** TO DO **
Update the listing from its first line up to and including the line with "nav-trade[interactable]: 交易 (507, 2235, 707, 2361)" by replacing every "summary-value" with "summary-amount". Return those lines with nothing else changed.

** Layout annotation data **
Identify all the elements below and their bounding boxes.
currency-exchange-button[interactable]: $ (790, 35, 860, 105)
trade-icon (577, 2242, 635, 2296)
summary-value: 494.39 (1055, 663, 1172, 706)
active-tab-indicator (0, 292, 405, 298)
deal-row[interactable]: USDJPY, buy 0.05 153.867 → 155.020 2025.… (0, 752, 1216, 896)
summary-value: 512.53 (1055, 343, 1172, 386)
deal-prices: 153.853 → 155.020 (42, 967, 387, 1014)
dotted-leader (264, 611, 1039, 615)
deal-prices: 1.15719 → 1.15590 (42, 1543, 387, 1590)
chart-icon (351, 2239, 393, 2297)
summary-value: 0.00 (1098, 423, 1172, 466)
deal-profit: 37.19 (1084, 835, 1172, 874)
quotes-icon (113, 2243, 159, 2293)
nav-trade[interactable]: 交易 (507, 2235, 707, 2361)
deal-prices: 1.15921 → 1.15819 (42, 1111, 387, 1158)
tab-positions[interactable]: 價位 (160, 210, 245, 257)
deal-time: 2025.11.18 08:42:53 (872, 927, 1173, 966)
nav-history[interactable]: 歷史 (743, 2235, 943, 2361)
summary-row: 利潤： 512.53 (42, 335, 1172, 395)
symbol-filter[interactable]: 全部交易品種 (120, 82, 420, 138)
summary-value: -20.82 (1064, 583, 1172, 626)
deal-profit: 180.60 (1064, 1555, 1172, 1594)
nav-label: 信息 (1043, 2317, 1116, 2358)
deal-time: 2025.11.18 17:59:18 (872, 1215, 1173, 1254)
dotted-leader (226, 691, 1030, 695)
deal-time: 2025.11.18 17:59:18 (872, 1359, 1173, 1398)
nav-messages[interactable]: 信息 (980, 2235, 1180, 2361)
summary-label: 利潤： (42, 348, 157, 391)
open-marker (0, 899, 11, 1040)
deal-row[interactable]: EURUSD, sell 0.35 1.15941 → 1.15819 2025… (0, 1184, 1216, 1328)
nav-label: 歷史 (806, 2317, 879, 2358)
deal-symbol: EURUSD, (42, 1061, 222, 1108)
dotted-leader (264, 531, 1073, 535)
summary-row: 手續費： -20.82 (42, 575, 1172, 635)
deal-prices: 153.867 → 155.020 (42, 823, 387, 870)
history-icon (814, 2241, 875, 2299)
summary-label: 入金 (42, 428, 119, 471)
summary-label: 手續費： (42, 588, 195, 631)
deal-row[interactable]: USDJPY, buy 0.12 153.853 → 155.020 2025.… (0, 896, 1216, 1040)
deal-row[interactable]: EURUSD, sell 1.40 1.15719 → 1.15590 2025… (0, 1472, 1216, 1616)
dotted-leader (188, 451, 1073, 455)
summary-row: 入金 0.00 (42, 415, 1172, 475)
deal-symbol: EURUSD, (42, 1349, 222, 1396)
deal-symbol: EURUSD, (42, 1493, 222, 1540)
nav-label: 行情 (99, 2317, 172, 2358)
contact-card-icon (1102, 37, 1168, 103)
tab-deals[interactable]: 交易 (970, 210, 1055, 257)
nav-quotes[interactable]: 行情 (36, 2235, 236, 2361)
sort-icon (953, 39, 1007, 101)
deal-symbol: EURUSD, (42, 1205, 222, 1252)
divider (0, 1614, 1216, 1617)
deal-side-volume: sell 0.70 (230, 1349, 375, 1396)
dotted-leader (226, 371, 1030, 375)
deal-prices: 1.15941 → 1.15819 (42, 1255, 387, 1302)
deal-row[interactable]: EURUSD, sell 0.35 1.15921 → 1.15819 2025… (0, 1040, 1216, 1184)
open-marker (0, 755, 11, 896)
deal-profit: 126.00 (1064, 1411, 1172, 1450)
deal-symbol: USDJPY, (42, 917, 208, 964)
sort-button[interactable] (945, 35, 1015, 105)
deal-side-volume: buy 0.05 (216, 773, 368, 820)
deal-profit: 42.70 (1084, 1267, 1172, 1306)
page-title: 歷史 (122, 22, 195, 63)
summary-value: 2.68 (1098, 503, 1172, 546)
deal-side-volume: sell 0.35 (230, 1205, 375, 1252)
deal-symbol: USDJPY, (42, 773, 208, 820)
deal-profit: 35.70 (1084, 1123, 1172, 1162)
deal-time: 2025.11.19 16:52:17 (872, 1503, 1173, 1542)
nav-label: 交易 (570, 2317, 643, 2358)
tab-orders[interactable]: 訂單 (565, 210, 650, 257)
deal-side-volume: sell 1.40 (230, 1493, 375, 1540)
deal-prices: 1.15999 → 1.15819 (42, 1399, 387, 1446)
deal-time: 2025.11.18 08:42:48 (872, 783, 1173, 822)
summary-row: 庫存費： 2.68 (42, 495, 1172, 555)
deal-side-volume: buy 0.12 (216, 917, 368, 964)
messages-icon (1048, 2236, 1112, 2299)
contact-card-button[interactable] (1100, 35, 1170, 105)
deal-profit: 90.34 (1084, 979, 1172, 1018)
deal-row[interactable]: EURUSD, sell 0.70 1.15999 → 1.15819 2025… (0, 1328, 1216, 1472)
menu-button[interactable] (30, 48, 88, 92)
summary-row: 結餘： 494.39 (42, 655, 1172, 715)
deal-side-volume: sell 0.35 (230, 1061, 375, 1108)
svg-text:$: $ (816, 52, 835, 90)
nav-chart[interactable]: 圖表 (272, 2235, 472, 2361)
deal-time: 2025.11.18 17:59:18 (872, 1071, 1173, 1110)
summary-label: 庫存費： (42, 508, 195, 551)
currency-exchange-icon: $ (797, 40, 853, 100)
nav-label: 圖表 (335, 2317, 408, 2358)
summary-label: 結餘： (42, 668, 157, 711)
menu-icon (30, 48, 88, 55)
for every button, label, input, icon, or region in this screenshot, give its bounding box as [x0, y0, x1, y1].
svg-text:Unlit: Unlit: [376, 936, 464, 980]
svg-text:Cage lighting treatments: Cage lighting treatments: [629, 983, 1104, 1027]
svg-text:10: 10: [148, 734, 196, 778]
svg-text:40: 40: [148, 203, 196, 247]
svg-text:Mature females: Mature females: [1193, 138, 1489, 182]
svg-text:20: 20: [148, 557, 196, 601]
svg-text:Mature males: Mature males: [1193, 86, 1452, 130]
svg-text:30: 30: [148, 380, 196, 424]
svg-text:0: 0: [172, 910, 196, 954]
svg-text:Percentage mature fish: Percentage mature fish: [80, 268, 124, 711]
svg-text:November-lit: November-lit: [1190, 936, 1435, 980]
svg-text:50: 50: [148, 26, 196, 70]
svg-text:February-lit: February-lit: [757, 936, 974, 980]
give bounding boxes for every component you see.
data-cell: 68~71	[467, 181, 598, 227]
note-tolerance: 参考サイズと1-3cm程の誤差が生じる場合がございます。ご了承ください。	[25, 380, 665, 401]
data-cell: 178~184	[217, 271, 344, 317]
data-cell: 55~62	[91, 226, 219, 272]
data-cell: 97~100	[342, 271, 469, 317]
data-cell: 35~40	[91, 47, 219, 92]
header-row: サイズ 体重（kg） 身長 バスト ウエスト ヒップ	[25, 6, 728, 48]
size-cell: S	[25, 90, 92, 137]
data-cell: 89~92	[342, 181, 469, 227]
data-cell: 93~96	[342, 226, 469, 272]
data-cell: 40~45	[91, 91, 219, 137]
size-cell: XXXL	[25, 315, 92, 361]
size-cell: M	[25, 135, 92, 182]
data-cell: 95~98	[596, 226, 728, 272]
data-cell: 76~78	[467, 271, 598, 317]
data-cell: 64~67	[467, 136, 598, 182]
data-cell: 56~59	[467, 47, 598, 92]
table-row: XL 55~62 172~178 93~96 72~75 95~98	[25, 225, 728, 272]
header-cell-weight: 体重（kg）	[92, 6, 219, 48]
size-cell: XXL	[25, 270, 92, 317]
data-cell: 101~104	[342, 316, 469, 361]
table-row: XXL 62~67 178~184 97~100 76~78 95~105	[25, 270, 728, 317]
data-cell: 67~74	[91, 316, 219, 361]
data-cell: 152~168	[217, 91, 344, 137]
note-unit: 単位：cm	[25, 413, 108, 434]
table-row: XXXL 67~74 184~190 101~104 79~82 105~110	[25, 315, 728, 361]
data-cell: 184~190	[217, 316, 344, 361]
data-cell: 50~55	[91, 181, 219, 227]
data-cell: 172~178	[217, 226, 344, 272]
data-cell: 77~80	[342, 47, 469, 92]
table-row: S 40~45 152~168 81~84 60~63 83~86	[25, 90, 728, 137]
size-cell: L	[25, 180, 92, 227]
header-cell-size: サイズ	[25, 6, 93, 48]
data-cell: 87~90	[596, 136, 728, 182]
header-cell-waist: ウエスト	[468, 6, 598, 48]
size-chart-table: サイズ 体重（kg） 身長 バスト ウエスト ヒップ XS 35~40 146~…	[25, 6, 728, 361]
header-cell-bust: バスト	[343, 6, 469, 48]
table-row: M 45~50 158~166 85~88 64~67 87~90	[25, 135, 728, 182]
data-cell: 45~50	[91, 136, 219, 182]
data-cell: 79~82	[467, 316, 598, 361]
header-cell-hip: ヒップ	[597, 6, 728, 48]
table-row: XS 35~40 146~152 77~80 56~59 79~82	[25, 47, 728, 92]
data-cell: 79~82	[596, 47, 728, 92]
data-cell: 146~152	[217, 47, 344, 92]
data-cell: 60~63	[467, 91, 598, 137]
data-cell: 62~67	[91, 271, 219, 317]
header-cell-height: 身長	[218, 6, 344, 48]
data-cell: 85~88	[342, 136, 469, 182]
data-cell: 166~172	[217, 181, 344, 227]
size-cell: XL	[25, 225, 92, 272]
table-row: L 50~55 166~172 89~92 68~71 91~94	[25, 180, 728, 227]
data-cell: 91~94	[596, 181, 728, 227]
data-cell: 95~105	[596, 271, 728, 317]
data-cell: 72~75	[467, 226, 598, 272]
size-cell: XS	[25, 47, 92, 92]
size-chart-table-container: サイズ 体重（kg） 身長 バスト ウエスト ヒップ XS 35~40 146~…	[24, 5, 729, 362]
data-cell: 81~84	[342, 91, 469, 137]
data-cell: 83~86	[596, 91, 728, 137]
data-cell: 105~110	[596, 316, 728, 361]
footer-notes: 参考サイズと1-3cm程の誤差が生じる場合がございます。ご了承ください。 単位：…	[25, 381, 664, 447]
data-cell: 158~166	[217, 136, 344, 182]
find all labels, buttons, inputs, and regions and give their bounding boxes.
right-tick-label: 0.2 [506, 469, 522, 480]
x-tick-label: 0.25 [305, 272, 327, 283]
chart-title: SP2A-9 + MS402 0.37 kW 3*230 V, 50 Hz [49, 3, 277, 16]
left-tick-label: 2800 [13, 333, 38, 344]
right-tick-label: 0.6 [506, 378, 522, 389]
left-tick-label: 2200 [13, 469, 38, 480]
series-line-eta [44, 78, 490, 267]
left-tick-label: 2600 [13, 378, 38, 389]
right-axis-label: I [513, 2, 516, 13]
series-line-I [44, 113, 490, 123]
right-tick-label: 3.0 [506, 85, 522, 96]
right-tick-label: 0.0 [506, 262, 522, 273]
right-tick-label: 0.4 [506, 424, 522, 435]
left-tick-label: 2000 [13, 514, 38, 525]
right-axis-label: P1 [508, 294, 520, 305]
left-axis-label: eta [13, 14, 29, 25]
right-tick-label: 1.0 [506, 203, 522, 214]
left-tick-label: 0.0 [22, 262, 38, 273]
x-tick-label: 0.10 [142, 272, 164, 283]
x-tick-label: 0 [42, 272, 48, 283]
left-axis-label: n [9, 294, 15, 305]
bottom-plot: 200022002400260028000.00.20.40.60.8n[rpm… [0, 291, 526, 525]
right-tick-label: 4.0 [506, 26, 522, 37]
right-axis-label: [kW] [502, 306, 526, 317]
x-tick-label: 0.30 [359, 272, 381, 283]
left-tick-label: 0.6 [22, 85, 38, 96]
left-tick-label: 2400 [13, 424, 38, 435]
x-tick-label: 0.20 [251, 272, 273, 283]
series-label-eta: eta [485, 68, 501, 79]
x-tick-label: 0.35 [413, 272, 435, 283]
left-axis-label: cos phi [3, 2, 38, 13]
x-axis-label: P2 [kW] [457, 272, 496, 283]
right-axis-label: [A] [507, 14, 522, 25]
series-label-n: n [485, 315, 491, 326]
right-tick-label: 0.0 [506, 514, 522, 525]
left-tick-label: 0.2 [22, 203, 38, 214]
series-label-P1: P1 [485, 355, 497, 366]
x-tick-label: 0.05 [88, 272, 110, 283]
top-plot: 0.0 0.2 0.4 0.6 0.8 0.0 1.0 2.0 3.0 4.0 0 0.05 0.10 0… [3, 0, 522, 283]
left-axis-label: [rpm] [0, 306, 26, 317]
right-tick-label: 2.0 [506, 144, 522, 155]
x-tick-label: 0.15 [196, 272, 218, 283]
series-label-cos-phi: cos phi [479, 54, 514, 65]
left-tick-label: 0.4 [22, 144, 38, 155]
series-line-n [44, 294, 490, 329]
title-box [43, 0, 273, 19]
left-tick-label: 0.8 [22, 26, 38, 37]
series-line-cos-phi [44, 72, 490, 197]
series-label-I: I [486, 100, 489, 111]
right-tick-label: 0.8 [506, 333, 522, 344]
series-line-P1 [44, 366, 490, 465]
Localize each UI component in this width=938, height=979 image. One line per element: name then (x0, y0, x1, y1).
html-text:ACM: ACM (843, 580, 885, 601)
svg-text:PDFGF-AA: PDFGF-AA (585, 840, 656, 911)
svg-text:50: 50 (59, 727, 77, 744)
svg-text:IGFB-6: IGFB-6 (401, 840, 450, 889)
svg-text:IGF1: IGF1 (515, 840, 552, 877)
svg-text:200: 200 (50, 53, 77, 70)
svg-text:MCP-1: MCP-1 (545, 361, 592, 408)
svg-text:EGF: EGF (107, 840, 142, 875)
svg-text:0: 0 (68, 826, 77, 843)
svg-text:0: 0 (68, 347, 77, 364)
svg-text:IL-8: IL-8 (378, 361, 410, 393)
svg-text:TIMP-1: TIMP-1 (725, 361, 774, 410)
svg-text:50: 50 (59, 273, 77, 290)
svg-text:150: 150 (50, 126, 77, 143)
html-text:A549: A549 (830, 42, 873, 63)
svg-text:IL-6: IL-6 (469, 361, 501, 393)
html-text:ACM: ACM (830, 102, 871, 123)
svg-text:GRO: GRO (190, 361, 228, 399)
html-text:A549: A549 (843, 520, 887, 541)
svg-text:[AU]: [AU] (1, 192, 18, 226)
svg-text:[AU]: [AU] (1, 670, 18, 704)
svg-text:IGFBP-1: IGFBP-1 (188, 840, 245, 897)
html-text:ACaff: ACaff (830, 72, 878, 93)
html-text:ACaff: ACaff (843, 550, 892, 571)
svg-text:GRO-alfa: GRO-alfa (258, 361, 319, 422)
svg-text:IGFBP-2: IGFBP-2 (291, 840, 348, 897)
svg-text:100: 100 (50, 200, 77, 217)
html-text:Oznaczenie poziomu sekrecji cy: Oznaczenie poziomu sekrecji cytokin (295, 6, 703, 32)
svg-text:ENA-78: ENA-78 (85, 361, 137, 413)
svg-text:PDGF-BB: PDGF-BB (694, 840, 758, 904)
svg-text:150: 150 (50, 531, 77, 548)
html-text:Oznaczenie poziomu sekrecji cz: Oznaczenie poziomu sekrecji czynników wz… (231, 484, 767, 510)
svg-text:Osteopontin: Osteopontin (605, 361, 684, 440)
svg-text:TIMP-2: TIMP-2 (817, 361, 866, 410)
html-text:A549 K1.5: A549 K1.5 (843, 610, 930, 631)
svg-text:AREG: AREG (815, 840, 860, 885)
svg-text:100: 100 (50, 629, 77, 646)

** REPLY TO THE EXERCISE **
Identify all the elements below and their bounding boxes.
currency-exchange-button[interactable]: $ (790, 35, 860, 105)
trade-icon (577, 2242, 635, 2296)
summary-amount: 494.39 (1055, 663, 1172, 706)
active-tab-indicator (0, 292, 405, 298)
deal-row[interactable]: USDJPY, buy 0.05 153.867 → 155.020 2025.… (0, 752, 1216, 896)
summary-amount: 512.53 (1055, 343, 1172, 386)
deal-prices: 153.853 → 155.020 (42, 967, 387, 1014)
dotted-leader (264, 611, 1039, 615)
deal-prices: 1.15719 → 1.15590 (42, 1543, 387, 1590)
chart-icon (351, 2239, 393, 2297)
summary-amount: 0.00 (1098, 423, 1172, 466)
deal-profit: 37.19 (1084, 835, 1172, 874)
quotes-icon (113, 2243, 159, 2293)
nav-trade[interactable]: 交易 (507, 2235, 707, 2361)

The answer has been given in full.